- **TASK GOAL**: Extract the lines that hold the string "color".

— BEGIN ENTRIES SUPPLIED —

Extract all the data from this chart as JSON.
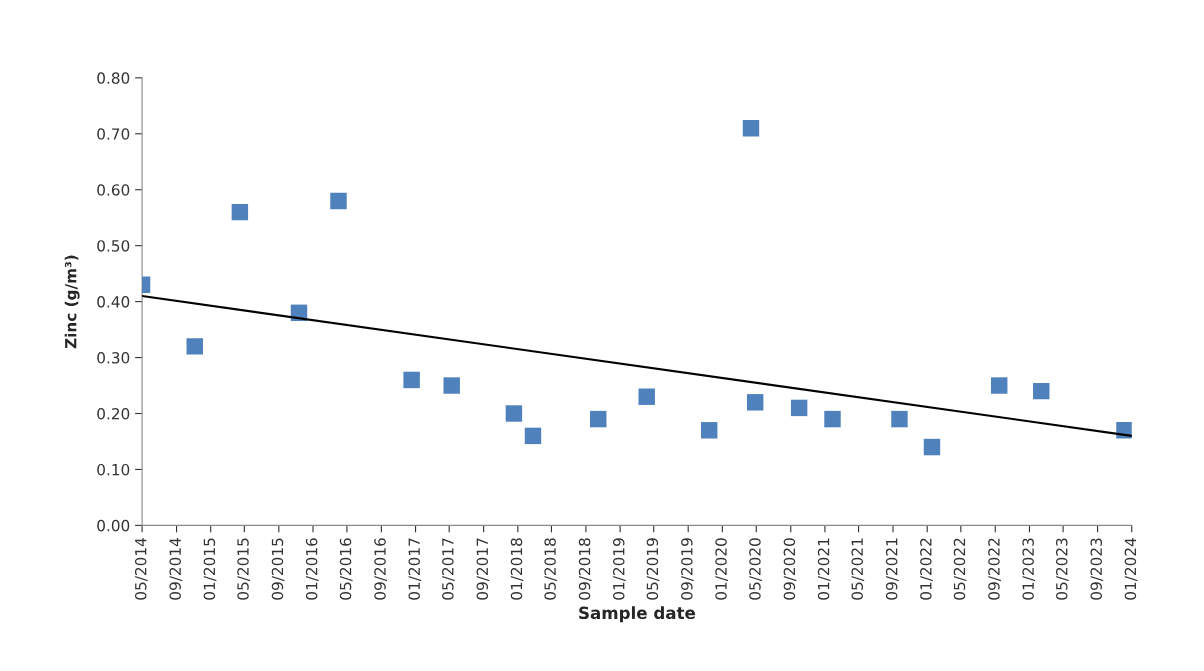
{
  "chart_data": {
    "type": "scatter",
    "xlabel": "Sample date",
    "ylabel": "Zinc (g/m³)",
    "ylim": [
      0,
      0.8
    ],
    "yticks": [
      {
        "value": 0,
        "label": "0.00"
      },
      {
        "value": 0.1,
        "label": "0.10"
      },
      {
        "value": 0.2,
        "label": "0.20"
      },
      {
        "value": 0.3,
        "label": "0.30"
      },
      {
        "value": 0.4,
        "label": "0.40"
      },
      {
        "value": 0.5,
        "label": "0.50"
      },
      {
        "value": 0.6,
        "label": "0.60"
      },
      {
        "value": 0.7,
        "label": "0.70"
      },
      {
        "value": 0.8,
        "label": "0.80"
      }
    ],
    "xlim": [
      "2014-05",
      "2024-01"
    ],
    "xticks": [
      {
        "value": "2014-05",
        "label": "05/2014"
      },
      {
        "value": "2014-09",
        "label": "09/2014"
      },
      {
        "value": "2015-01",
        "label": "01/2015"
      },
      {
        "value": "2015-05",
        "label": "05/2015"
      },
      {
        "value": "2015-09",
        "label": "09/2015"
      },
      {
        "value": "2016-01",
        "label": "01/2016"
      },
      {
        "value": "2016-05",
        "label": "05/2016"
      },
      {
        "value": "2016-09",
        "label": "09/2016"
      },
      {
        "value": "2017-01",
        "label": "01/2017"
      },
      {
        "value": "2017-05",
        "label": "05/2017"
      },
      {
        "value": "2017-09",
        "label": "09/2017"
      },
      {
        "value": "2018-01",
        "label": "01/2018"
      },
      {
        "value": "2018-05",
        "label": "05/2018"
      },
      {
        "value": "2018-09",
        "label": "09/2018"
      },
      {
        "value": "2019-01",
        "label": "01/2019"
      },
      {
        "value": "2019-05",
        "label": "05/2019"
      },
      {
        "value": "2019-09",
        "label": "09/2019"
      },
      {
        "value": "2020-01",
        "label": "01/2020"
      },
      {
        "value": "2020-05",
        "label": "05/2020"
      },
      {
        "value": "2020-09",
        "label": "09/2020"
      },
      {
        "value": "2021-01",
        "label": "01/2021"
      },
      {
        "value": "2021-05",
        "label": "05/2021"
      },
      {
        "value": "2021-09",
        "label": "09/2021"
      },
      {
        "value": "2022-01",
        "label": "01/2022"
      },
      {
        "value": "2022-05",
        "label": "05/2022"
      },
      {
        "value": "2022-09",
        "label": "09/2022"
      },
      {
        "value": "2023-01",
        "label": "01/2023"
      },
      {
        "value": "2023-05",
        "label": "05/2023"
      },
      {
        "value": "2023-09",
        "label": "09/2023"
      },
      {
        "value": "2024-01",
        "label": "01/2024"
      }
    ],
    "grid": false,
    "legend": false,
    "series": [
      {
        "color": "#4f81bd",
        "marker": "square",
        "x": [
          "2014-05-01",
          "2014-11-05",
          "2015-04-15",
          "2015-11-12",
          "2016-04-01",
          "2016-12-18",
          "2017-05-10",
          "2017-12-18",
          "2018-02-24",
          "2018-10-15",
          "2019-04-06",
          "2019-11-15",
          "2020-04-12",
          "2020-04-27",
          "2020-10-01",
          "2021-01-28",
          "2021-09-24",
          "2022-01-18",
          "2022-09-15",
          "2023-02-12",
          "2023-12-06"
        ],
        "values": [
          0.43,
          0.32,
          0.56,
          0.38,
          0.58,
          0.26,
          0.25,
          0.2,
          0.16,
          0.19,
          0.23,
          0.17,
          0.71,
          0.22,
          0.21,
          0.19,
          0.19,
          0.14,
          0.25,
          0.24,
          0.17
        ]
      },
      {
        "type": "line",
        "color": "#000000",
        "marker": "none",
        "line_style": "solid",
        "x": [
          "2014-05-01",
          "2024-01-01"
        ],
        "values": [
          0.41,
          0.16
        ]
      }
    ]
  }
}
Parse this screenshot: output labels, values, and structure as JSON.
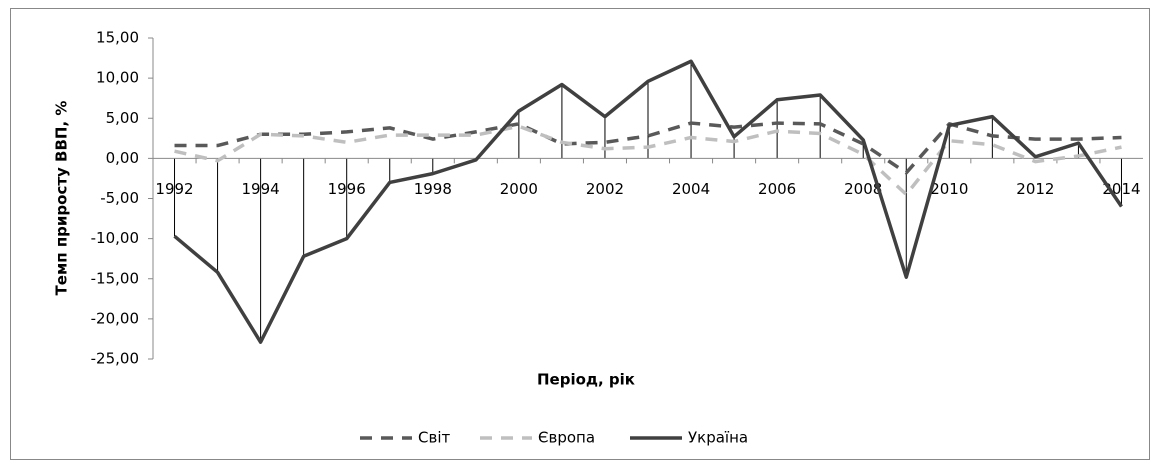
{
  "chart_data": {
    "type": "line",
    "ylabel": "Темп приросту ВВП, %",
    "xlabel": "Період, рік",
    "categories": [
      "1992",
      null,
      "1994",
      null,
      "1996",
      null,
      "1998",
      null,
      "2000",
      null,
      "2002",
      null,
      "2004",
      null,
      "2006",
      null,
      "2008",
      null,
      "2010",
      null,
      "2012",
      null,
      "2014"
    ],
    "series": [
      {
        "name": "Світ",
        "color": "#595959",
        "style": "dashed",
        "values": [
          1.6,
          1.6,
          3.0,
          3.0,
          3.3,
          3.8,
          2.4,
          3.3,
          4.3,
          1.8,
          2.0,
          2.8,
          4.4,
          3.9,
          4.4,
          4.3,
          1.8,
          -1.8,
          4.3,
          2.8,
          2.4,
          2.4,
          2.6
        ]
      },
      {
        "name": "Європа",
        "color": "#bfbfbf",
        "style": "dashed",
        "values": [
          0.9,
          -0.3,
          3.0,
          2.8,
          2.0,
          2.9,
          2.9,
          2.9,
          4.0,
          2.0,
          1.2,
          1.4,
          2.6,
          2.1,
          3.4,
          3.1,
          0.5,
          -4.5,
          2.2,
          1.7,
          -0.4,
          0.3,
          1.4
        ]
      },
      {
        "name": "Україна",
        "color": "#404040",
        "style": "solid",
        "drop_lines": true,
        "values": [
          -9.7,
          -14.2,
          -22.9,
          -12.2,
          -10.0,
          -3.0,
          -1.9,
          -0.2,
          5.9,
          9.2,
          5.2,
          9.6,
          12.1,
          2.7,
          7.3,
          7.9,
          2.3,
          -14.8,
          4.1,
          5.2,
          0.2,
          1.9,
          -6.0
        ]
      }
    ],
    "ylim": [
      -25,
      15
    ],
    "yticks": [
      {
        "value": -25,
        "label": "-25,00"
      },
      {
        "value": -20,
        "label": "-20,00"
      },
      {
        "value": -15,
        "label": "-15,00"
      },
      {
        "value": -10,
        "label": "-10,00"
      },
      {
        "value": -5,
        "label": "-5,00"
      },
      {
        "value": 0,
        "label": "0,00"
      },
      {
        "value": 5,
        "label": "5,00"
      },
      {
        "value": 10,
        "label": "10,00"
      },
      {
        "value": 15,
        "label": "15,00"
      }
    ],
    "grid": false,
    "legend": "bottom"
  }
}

— END ENTRIES SUPPLIED —

- **ANSWER TO THIS PROBLEM**:
        "color": "#4f81bd",
        "color": "#000000",
        "color": "#595959",
        "color": "#bfbfbf",
        "color": "#404040",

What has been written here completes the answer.